Given task:
Find the string "activité" in the listing and report every line that has it.

*** Provided records

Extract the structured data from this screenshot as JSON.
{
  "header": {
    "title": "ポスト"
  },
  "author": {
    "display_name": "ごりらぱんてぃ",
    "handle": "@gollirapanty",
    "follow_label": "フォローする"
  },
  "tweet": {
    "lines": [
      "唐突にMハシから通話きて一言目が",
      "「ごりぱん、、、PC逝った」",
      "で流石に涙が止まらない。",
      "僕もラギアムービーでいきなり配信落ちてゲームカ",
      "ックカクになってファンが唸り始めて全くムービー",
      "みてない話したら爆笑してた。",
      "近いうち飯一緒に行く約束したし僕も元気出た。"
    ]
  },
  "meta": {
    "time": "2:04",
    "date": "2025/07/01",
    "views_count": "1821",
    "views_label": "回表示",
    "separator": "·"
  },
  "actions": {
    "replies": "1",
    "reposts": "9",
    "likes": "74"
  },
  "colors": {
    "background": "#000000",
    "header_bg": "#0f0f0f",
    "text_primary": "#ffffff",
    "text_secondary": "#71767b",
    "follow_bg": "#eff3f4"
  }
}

******
*** Provided records

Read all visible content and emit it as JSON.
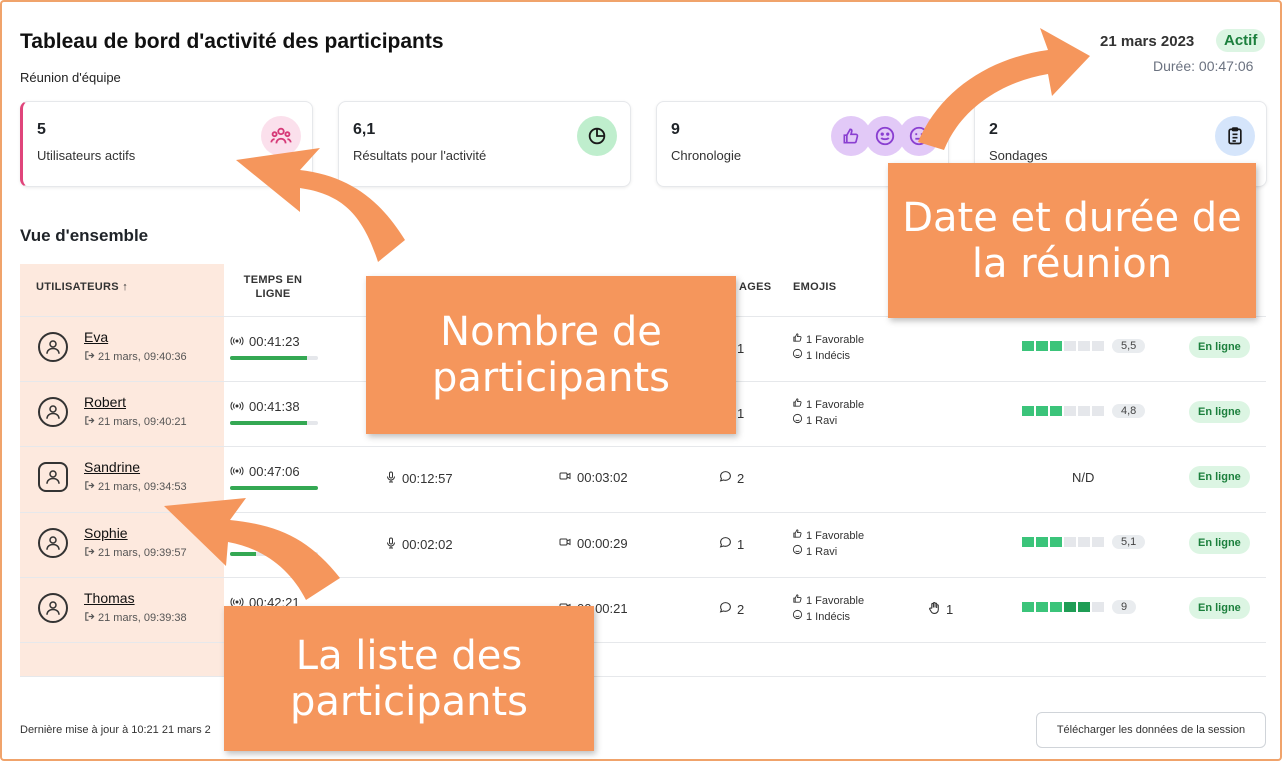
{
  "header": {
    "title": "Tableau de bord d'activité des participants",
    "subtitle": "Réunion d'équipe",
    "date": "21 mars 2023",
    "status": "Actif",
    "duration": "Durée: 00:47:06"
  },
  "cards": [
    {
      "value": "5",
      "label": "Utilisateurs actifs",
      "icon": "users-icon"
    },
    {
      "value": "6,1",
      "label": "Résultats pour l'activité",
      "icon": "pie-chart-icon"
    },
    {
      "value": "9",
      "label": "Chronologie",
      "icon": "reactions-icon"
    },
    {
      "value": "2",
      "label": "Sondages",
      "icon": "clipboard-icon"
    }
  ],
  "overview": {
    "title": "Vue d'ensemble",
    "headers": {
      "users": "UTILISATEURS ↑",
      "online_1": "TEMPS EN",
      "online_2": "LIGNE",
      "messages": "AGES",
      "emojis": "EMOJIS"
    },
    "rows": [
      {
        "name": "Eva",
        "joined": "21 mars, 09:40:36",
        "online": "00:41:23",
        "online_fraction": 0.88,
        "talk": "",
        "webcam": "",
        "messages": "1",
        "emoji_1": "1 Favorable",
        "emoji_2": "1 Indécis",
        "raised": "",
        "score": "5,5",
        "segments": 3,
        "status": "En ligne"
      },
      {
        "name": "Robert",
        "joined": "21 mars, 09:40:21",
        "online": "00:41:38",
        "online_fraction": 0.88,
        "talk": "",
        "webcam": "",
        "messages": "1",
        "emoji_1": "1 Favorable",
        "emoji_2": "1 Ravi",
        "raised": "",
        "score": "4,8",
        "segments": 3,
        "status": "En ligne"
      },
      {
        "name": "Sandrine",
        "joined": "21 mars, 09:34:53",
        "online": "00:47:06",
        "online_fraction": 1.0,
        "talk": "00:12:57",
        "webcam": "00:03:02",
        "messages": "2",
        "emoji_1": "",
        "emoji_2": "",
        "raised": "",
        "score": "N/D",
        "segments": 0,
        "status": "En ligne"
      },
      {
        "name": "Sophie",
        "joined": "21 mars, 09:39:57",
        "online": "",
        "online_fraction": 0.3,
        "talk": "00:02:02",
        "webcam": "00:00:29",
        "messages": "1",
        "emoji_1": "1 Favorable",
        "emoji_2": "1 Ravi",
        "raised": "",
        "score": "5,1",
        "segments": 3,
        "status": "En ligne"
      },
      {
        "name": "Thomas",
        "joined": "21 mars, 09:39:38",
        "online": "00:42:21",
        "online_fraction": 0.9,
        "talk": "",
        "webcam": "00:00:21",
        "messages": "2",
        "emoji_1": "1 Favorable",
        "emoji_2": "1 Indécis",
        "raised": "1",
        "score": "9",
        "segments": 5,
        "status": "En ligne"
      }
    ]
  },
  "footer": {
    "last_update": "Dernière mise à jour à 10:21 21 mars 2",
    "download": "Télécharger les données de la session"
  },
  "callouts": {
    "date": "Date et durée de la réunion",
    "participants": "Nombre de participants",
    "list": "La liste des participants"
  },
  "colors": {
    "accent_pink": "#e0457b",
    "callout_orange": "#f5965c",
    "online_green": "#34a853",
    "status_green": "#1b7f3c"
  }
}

******

Exercise solution:
    "title": "Tableau de bord d'activité des participants",
      "label": "Résultats pour l'activité",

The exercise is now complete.